DIRECTION: From the entries below, count every line that contains the word "shading". Please give the number and nothing else.

MATERIAL PROVIDED:
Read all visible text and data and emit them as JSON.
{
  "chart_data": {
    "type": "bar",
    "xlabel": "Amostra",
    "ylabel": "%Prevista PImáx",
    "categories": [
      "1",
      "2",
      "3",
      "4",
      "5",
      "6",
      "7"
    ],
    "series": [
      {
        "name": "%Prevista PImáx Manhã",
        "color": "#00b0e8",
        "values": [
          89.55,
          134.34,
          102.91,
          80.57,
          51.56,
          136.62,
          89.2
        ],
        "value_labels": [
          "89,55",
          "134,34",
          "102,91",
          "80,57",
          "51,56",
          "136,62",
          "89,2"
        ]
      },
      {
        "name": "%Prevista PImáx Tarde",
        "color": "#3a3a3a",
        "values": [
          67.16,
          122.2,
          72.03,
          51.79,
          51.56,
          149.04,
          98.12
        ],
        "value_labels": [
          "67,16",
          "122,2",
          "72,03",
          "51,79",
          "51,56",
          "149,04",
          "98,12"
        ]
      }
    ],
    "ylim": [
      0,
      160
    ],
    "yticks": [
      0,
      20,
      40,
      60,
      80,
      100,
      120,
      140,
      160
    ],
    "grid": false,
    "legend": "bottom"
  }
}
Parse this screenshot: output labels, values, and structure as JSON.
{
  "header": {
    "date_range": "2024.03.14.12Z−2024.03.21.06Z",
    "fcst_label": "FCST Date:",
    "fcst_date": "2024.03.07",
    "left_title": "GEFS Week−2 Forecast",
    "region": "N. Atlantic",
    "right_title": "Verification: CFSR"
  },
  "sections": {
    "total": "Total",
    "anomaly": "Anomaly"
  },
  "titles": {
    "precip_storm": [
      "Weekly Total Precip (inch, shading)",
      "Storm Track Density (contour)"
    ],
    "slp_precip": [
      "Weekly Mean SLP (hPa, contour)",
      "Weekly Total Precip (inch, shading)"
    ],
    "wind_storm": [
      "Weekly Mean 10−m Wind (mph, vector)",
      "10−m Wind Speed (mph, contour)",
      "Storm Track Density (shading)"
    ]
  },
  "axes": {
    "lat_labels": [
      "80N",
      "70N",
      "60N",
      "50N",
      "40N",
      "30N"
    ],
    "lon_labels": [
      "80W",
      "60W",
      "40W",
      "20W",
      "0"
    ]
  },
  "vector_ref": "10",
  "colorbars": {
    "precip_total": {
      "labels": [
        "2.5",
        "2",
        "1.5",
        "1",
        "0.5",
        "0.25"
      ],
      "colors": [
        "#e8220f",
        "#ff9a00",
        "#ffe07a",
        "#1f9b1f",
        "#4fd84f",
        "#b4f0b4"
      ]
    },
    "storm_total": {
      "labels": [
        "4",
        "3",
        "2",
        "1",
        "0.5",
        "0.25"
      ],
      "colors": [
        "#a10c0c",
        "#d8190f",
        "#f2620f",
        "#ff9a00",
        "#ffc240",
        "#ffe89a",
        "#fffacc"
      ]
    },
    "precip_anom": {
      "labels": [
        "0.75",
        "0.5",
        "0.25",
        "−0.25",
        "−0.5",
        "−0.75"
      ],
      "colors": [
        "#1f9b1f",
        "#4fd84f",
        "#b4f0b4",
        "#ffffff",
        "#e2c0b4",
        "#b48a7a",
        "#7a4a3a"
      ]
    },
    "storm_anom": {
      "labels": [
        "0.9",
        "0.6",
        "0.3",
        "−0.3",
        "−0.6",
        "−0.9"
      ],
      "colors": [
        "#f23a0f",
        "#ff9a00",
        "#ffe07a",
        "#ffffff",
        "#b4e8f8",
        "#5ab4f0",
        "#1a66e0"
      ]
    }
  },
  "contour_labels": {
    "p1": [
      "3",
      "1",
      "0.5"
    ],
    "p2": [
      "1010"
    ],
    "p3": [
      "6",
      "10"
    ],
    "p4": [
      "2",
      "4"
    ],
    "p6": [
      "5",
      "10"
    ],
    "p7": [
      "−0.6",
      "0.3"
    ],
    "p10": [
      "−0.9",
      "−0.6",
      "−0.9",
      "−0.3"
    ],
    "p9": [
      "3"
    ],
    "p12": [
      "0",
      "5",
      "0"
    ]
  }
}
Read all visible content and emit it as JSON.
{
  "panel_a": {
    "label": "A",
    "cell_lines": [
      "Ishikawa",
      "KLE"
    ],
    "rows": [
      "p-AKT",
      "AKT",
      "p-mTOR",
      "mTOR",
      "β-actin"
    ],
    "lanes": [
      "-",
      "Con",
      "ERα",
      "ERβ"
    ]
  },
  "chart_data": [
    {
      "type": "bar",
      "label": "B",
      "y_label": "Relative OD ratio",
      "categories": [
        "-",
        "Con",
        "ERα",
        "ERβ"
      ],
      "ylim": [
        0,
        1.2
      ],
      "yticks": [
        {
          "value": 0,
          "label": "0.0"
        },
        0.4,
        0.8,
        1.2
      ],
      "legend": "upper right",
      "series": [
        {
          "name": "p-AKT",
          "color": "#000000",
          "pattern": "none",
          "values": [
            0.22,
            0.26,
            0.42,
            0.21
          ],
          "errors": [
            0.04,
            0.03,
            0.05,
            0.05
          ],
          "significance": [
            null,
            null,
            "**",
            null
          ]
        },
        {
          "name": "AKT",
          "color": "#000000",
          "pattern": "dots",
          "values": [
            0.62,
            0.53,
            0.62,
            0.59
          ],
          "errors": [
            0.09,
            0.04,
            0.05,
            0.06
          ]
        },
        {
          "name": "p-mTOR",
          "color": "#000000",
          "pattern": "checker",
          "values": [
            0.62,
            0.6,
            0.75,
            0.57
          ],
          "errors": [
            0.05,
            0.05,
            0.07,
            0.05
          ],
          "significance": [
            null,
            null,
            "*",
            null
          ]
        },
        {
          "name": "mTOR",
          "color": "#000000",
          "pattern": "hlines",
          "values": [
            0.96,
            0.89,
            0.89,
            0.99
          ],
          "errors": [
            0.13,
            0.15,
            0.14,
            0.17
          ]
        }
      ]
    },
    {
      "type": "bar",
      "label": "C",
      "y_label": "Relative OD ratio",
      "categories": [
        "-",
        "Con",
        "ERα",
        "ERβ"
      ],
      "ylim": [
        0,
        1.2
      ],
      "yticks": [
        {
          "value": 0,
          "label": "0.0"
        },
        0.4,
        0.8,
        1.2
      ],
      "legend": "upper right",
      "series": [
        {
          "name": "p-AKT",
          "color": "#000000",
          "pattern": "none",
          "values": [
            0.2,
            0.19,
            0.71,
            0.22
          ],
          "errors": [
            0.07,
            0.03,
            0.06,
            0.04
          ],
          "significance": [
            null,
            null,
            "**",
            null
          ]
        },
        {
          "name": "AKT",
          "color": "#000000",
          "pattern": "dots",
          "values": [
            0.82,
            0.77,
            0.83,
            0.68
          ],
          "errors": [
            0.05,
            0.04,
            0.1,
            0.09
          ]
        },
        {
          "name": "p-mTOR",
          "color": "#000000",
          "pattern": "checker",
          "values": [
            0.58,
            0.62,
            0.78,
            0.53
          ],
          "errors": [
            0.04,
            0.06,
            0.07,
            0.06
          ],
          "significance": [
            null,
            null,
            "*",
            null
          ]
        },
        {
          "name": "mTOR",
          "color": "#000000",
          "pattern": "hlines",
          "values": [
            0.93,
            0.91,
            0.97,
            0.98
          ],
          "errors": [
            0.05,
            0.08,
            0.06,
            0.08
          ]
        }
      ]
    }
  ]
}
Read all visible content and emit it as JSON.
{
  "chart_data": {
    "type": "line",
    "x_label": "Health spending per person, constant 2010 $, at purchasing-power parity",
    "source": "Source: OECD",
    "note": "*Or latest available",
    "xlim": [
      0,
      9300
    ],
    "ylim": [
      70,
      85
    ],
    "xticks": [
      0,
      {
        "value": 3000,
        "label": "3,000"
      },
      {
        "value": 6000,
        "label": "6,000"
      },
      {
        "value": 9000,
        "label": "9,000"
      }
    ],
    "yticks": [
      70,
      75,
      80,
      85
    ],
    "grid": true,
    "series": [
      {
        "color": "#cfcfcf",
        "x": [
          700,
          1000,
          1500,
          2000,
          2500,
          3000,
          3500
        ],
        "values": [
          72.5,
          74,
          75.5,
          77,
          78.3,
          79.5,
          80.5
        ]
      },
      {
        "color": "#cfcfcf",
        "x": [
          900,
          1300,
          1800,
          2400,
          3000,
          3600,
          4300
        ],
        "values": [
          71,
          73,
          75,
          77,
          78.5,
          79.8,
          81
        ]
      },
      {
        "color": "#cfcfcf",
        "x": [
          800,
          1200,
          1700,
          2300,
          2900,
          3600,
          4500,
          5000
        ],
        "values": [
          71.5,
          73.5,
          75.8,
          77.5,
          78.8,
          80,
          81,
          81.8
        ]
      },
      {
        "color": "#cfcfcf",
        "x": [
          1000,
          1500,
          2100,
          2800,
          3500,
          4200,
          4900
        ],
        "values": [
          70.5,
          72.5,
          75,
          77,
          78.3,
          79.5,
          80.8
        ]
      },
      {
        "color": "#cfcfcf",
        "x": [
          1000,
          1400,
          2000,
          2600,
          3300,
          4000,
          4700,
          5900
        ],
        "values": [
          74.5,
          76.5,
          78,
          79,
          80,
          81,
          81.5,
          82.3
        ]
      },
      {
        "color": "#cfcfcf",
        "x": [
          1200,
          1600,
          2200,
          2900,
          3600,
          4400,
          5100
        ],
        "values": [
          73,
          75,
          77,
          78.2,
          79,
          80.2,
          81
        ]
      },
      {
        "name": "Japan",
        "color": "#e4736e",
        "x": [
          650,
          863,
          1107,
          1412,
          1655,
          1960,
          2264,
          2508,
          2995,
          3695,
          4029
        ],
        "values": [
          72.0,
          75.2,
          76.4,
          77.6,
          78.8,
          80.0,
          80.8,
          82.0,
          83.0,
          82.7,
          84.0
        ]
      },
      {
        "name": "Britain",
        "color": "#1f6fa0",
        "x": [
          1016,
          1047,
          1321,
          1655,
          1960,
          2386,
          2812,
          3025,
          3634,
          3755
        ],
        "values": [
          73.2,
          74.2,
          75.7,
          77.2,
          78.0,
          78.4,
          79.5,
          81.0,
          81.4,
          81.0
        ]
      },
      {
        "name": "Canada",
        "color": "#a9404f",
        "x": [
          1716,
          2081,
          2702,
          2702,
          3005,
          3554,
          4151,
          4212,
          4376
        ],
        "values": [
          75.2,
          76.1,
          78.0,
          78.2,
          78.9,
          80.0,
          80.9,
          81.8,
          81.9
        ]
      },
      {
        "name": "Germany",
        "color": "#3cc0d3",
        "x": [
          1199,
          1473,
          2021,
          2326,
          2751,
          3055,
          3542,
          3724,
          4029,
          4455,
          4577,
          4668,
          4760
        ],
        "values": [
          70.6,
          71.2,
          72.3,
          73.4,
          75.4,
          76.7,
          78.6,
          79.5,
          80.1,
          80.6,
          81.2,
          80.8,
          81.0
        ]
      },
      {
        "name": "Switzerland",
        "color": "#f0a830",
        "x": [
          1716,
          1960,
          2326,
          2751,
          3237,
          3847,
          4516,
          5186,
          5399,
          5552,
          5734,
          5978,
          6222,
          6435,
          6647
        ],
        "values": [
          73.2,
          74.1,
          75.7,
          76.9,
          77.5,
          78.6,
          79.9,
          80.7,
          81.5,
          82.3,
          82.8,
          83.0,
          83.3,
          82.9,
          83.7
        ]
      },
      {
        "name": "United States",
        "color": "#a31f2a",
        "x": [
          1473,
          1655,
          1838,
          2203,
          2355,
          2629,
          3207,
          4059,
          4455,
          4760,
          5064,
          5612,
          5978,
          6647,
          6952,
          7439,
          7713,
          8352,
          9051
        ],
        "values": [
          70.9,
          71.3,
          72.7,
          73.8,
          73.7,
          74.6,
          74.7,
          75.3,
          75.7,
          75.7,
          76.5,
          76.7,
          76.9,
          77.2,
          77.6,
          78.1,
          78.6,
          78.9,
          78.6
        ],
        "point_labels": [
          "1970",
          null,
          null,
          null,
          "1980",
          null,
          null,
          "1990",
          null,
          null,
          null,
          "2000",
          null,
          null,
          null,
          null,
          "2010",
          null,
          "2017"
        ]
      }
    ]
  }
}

EXERCISE RESULT: 3